Copy the records verbatim, from the line with "barcode-addon-bar <box>779 1167" up to and including the line with "barcode-bar <box>661 1145 665 1255</box>".

-- Begin Information given --

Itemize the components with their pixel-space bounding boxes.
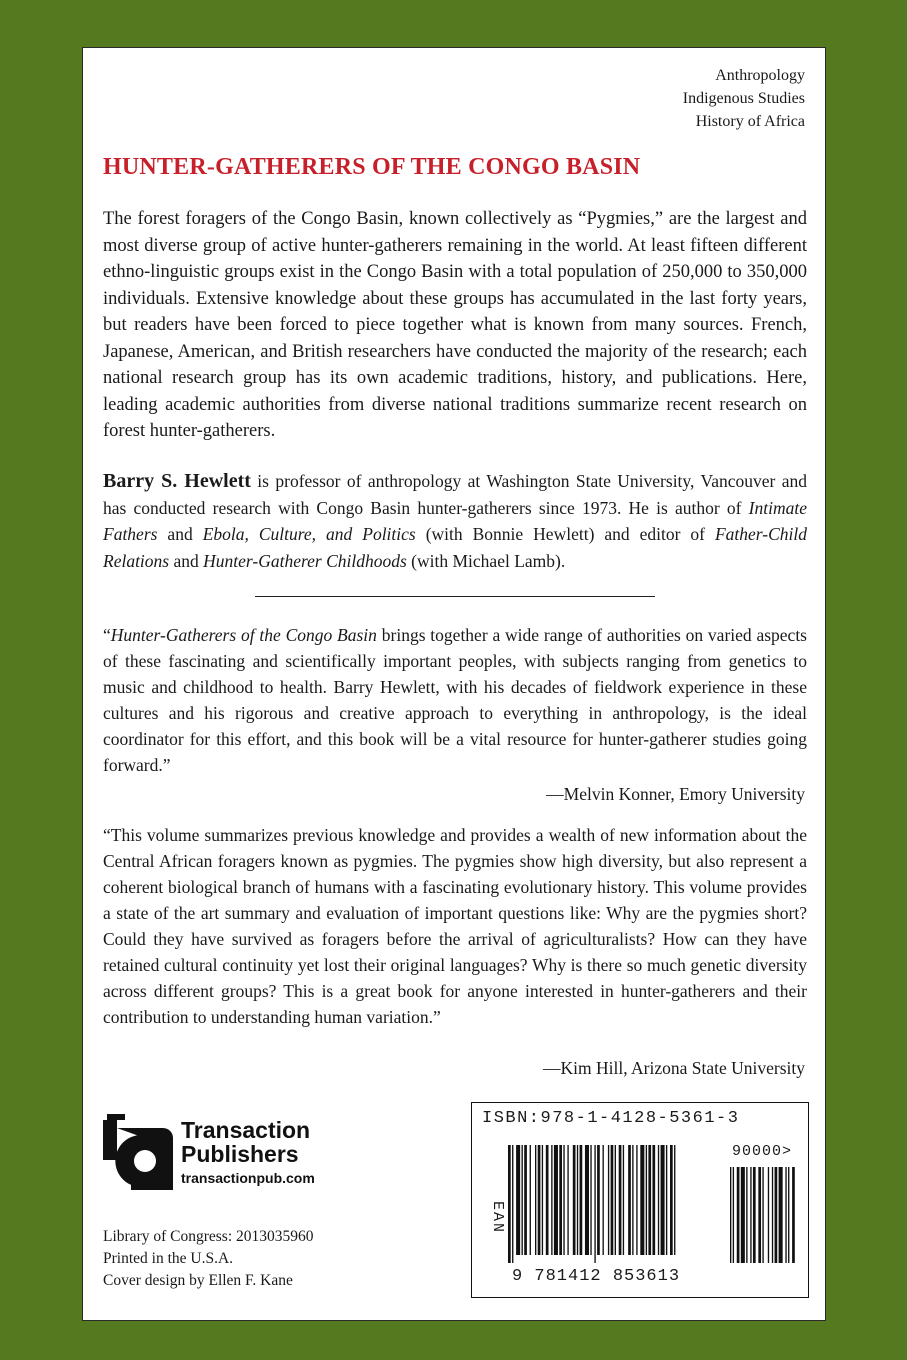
barcode-addon-bar <box>779 1167 783 1263</box>
quoted-book-title: Hunter-Gatherers of the Congo Basin <box>110 625 377 645</box>
section-divider <box>255 596 655 597</box>
ean-label: EAN <box>489 1201 506 1235</box>
barcode-bar <box>632 1145 633 1255</box>
barcode-bar <box>628 1145 631 1255</box>
publisher-name: Transaction Publishers <box>181 1117 311 1167</box>
barcode-bar <box>648 1145 651 1255</box>
barcode-bar <box>508 1145 511 1263</box>
book-reference: Hunter-Gatherer Childhoods <box>203 550 407 571</box>
category-label: Anthropology <box>715 67 805 84</box>
barcode-digits: 9 781412 853613 <box>512 1267 681 1286</box>
barcode-bar <box>661 1145 665 1255</box>
barcode-bar <box>619 1145 622 1255</box>
barcode-bar <box>516 1145 520 1255</box>
barcode-bar <box>585 1145 589 1255</box>
book-reference: Father-Child Relations <box>103 524 807 571</box>
barcode-bar <box>538 1145 541 1255</box>
endorsement-attribution-2: —Kim Hill, Arizona State University <box>543 1058 805 1078</box>
barcode-addon-bar <box>730 1167 731 1263</box>
isbn-number: ISBN:978-1-4128-5361-3 <box>482 1109 740 1128</box>
barcode-bar <box>524 1145 527 1255</box>
endorsement-quote-2: “This volume summarizes previous knowledge and provides a wealth of new information about the Central African foragers known as pygmies. The pygmies show high diversity, but also represent a coherent biological branch of humans with a fascinating evolutionary history. This volume provides a state of the art summary and evaluation of important questions like: Why are the pygmies short? Could they have survived as foragers before the arrival of agriculturalists? How can they have retained cultural continuity yet lost their original languages? Why is there so much genetic diversity across different groups? This is a great book for anyone interested in hunter-gatherers and their contribution to understanding human variation.” <box>103 825 807 1027</box>
barcode-addon-code: 90000> <box>732 1143 793 1160</box>
barcode-bar <box>615 1145 616 1255</box>
barcode-bar <box>670 1145 673 1255</box>
barcode-bar <box>522 1145 523 1255</box>
author-name: Barry S. Hewlett <box>103 470 251 492</box>
publisher-url: transactionpub.com <box>181 1170 315 1186</box>
barcode-bar <box>636 1145 637 1255</box>
barcode-bar <box>577 1145 578 1255</box>
barcode-bar <box>590 1145 591 1255</box>
barcode-bar <box>535 1145 536 1255</box>
barcode-bar <box>551 1145 552 1255</box>
barcode-bar <box>546 1145 549 1255</box>
barcode-bar <box>603 1145 604 1255</box>
barcode-bar <box>580 1145 583 1255</box>
library-of-congress: Library of Congress: 2013035960 <box>103 1228 314 1245</box>
isbn-barcode <box>471 1102 809 1298</box>
barcode-bar <box>658 1145 659 1255</box>
colophon <box>103 1226 314 1292</box>
barcode-addon-bar <box>762 1167 763 1263</box>
barcode-addon-bar <box>758 1167 761 1263</box>
barcode-bar <box>554 1145 558 1255</box>
barcode-bar <box>608 1145 609 1255</box>
barcode-addon-bar <box>746 1167 747 1263</box>
subject-categories <box>683 64 805 133</box>
publisher-logo-icon <box>103 1114 173 1190</box>
barcode-bar <box>542 1145 543 1255</box>
barcode-bar <box>563 1145 564 1255</box>
back-cover-panel <box>82 47 826 1321</box>
cover-design-credit: Cover design by Ellen F. Kane <box>103 1272 293 1289</box>
barcode-addon-bar <box>768 1167 769 1263</box>
barcode-bar <box>640 1145 644 1255</box>
barcode-bar <box>623 1145 624 1255</box>
barcode-bar <box>652 1145 655 1255</box>
barcode-addon-bar <box>775 1167 778 1263</box>
book-description: The forest foragers of the Congo Basin, known collectively as “Pygmies,” are the largest and most diverse group of active hunter-gatherers remaining in the world. At least fifteen different ethno-linguistic groups exist in the Congo Basin with a total population of 250,000 to 350,000 individuals. Extensive knowledge about these groups has accumulated in the last forty years, but readers have been forced to piece together what is known from many sources. French, Japanese, American, and British researchers have conducted the majority of the research; each national research group has its own academic traditions, history, and publications. Here, leading academic authorities from diverse national traditions summarize recent research on forest hunter-gatherers. <box>103 209 807 441</box>
barcode-addon-bar <box>788 1167 789 1263</box>
barcode-addon-bar <box>741 1167 745 1263</box>
barcode-bar <box>573 1145 576 1255</box>
book-reference: Ebola, Culture, and Politics <box>202 524 416 544</box>
barcode-bars <box>508 1145 798 1267</box>
barcode-bar <box>674 1145 675 1255</box>
endorsement-attribution-1: —Melvin Konner, Emory University <box>546 784 805 804</box>
barcode-bar <box>512 1145 513 1263</box>
barcode-bar <box>559 1145 562 1255</box>
barcode-addon-bar <box>733 1167 734 1263</box>
category-label: Indigenous Studies <box>682 90 805 107</box>
barcode-bar <box>567 1145 568 1255</box>
barcode-bar <box>646 1145 647 1255</box>
barcode-bar <box>597 1145 600 1255</box>
category-label: History of Africa <box>695 113 805 130</box>
printed-in: Printed in the U.S.A. <box>103 1250 234 1267</box>
barcode-addon-bar <box>772 1167 773 1263</box>
barcode-bar <box>611 1145 614 1255</box>
barcode-addon-bar <box>792 1167 795 1263</box>
barcode-bar <box>666 1145 667 1255</box>
barcode-addon-bar <box>785 1167 786 1263</box>
publisher-logo <box>103 1108 353 1198</box>
barcode-addon-bar <box>753 1167 756 1263</box>
book-title: HUNTER-GATHERERS OF THE CONGO BASIN <box>103 154 641 180</box>
barcode-addon-bar <box>750 1167 751 1263</box>
book-reference: Intimate Fathers <box>103 497 807 544</box>
barcode-addon-bar <box>737 1167 740 1263</box>
endorsement-quote-1: “Hunter-Gatherers of the Congo Basin brings together a wide range of authorities on varied aspects of these fascinating and scientifically important peoples, with subjects ranging from genetics to music and childhood to health. Barry Hewlett, with his decades of fieldwork experience in these cultures and his rigorous and creative approach to everything in anthropology, is the ideal coordinator for this effort, and this book will be a vital resource for hunter-gatherer studies going forward.” <box>103 625 807 775</box>
barcode-bar <box>530 1145 531 1255</box>
author-bio: Barry S. Hewlett is professor of anthropology at Washington State University, Vancouver and has conducted research with Congo Basin hunter-gatherers since 1973. He is author of Intimate Fathers and Ebola, Culture, and Politics (with Bonnie Hewlett) and editor of Father-Child Relations and Hunter-Gatherer Childhoods (with Michael Lamb). <box>103 470 807 571</box>
barcode-bar <box>594 1145 595 1263</box>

-- End Information given --

Output of the task -
barcode-addon-bar <box>779 1167 783 1263</box>
quoted-book-title: Hunter-Gatherers of the Congo Basin <box>110 625 377 645</box>
section-divider <box>255 596 655 597</box>
ean-label: EAN <box>489 1201 506 1235</box>
barcode-bar <box>632 1145 633 1255</box>
barcode-bar <box>628 1145 631 1255</box>
publisher-name: Transaction Publishers <box>181 1117 311 1167</box>
barcode-bar <box>648 1145 651 1255</box>
barcode-bar <box>508 1145 511 1263</box>
book-reference: Hunter-Gatherer Childhoods <box>203 550 407 571</box>
category-label: Anthropology <box>715 67 805 84</box>
barcode-digits: 9 781412 853613 <box>512 1267 681 1286</box>
barcode-bar <box>661 1145 665 1255</box>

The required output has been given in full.